-- WHAT IS NEEDED --
Records follow. Pull out every line that contains "zastavěného".

------ DATASET ENTRIES ------

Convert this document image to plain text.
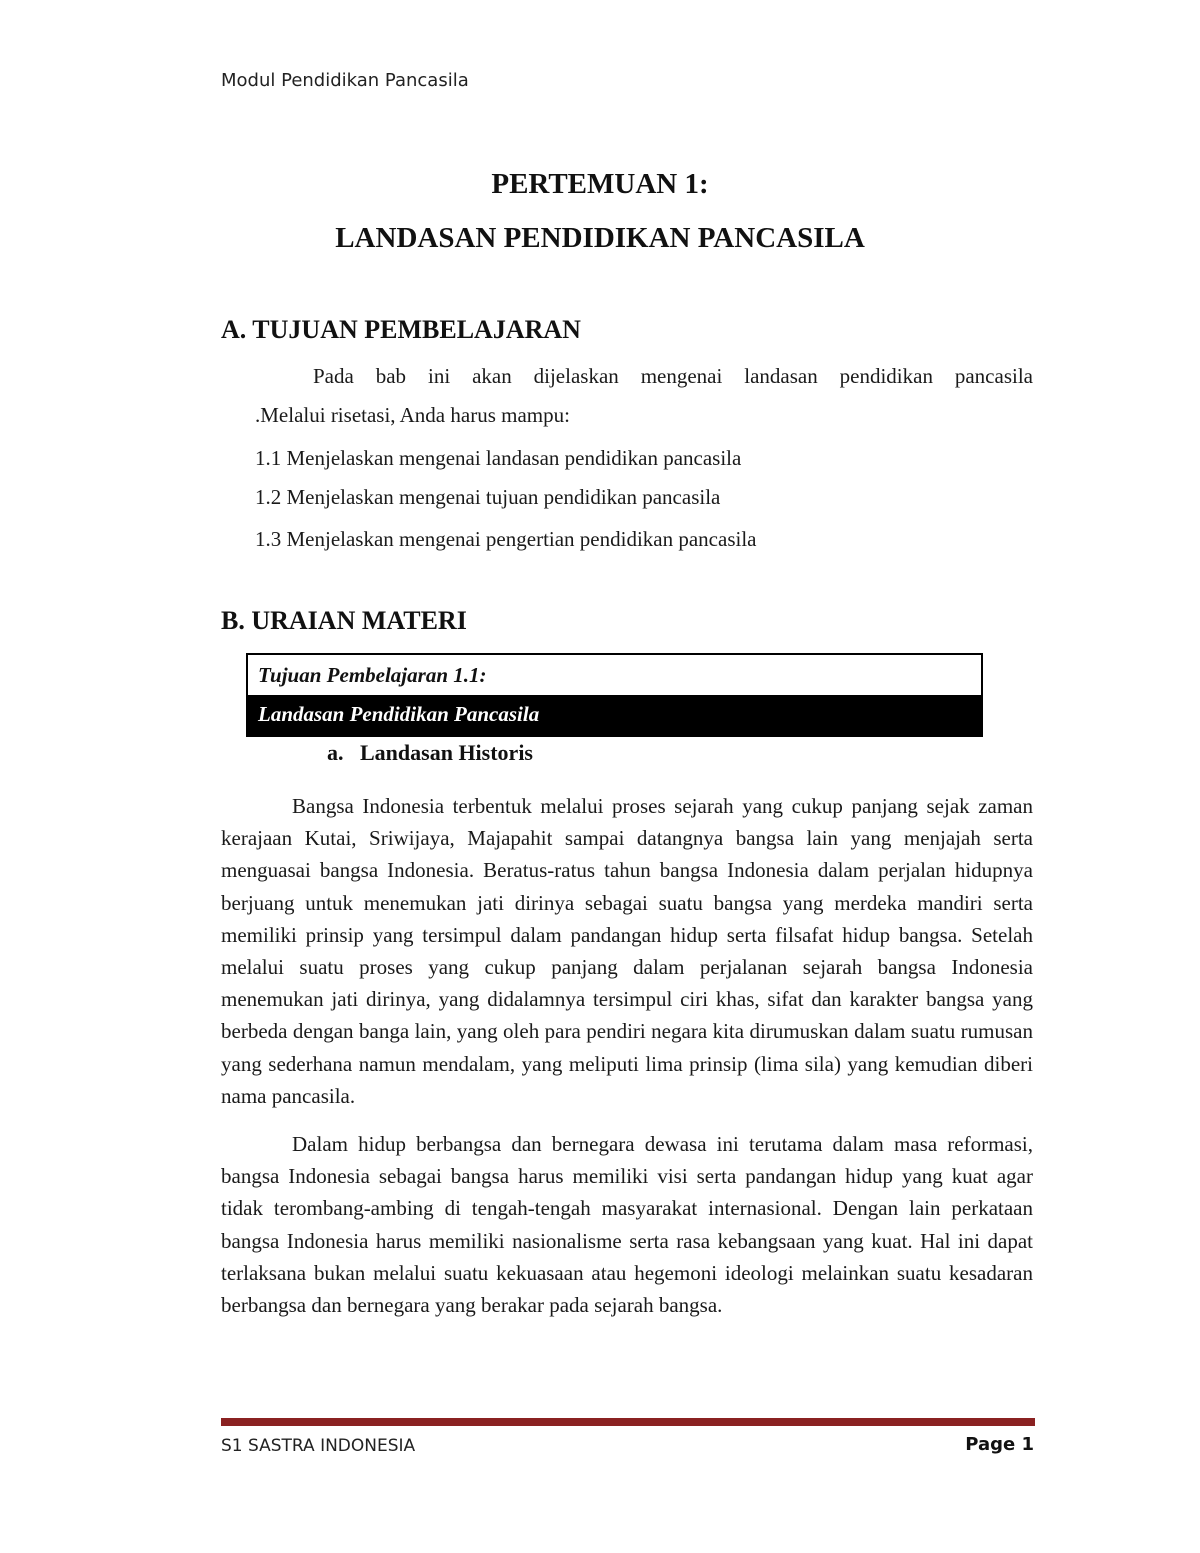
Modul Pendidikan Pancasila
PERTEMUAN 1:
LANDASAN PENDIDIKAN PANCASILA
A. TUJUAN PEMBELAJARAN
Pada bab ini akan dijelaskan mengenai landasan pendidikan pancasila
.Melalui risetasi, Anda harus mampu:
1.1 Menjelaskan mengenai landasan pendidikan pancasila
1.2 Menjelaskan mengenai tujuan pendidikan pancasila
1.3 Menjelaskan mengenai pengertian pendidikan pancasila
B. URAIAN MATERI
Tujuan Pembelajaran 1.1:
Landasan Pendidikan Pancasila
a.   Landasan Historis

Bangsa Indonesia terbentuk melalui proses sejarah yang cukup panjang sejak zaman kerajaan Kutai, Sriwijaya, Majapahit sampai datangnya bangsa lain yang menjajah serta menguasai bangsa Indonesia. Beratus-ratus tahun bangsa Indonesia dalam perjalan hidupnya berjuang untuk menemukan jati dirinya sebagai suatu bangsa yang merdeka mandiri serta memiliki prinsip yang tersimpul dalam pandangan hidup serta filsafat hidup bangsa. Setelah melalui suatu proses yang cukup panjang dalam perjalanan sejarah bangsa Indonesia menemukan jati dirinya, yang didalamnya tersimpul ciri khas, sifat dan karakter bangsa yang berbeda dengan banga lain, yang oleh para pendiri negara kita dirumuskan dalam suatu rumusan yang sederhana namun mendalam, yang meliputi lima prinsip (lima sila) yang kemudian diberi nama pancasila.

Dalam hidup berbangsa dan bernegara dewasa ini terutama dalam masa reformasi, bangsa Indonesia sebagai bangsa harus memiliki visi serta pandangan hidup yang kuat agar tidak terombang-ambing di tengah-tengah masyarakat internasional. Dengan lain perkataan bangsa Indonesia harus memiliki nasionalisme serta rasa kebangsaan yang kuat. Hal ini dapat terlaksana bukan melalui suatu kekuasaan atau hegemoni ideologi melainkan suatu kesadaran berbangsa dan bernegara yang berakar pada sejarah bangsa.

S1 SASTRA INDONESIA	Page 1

------
------ DATASET ENTRIES ------

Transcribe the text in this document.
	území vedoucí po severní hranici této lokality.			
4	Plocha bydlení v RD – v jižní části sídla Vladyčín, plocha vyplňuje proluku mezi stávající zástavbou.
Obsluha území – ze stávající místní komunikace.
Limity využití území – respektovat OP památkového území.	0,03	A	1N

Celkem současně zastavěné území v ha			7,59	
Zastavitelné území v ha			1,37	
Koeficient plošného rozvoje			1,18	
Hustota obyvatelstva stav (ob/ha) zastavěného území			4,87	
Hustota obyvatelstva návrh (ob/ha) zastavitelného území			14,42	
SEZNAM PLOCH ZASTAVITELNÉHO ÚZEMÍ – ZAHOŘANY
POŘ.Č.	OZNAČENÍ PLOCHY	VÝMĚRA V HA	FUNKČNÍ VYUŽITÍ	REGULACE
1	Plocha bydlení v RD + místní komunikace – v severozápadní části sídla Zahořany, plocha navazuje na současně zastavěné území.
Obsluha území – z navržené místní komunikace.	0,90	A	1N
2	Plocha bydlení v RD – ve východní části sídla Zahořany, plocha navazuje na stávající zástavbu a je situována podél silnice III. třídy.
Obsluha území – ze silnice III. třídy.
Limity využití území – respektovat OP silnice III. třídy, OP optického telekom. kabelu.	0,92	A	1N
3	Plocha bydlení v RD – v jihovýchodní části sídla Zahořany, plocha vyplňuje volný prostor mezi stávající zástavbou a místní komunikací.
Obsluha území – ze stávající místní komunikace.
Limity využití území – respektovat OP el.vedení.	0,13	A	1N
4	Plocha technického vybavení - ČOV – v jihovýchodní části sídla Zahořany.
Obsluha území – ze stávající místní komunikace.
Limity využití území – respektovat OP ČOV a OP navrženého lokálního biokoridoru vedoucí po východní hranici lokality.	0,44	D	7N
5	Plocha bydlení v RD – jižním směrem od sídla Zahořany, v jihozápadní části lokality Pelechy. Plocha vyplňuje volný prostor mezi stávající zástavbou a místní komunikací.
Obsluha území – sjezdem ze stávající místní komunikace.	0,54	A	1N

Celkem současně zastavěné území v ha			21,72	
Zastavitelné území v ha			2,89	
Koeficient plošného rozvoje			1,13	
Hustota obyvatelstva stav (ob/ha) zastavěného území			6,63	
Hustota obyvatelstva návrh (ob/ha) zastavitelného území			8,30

------
------ DATASET ENTRIES ------

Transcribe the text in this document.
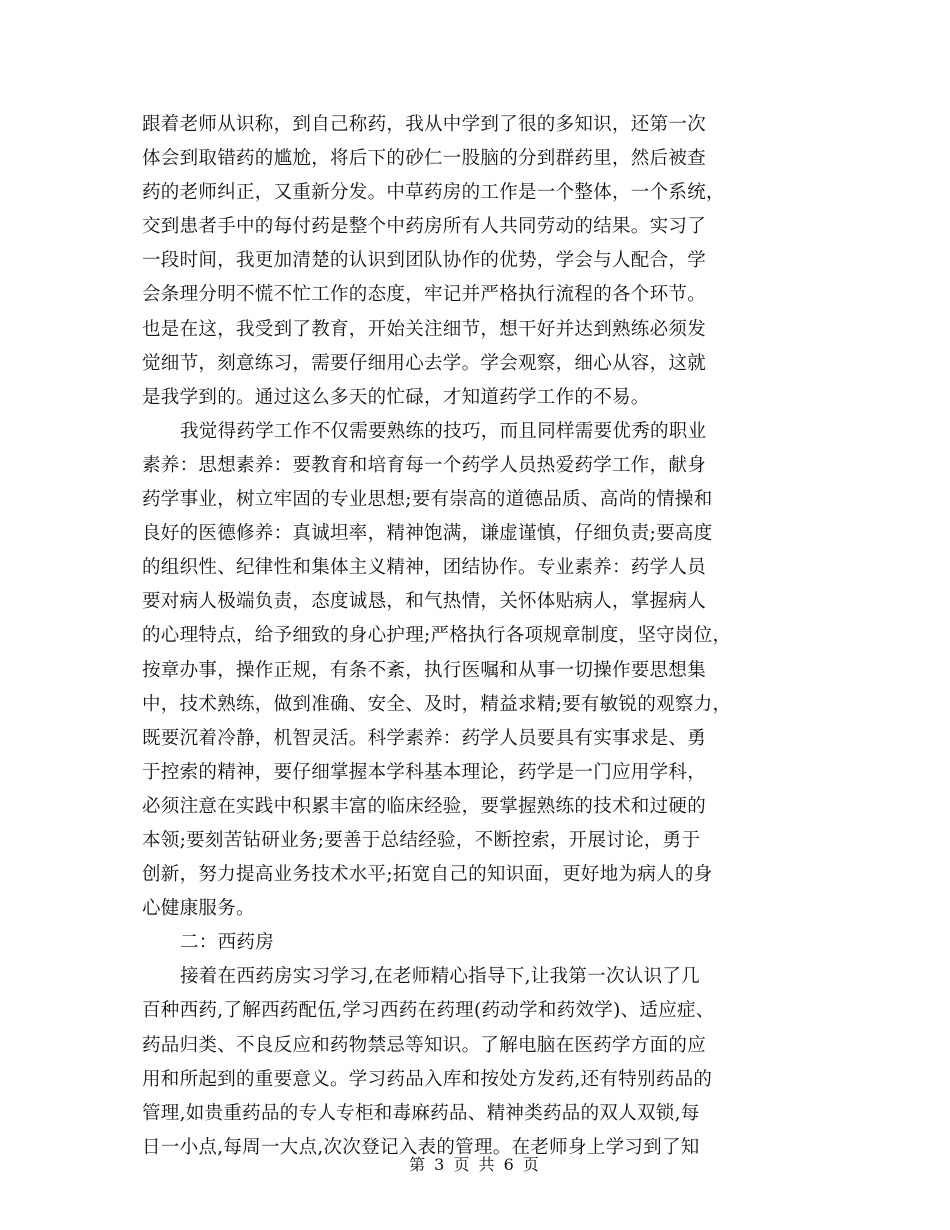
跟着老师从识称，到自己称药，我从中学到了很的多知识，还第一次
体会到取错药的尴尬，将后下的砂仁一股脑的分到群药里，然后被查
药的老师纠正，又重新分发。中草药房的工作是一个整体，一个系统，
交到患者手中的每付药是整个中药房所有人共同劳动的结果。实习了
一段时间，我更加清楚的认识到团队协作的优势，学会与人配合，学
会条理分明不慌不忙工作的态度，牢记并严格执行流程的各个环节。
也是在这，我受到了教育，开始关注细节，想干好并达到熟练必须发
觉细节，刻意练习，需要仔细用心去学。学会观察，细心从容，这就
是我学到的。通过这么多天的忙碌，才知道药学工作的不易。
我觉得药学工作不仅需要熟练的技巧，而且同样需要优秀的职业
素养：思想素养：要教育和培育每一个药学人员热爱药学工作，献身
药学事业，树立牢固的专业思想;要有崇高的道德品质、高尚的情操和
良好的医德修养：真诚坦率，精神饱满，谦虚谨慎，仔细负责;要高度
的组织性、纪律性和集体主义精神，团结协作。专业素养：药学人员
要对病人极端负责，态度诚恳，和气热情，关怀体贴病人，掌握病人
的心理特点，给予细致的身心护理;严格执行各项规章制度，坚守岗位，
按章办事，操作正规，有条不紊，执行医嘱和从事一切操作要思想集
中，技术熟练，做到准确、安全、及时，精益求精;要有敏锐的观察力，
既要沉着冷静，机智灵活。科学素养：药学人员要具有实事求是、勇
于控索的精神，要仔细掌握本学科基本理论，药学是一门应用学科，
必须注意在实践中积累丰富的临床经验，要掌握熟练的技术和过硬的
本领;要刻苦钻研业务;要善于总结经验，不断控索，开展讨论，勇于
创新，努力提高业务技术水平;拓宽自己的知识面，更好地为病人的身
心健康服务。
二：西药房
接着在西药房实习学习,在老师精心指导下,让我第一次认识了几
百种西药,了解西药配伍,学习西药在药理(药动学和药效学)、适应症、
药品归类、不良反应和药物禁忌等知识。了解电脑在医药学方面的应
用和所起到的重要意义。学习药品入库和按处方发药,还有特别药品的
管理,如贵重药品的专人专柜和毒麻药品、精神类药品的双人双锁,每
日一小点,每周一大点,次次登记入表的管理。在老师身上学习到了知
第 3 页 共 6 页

------

-- RESULT OF THE TASK --
Hustota obyvatelstva stav (ob/ha) zastavěného území			4,87	
Hustota obyvatelstva stav (ob/ha) zastavěného území			6,63	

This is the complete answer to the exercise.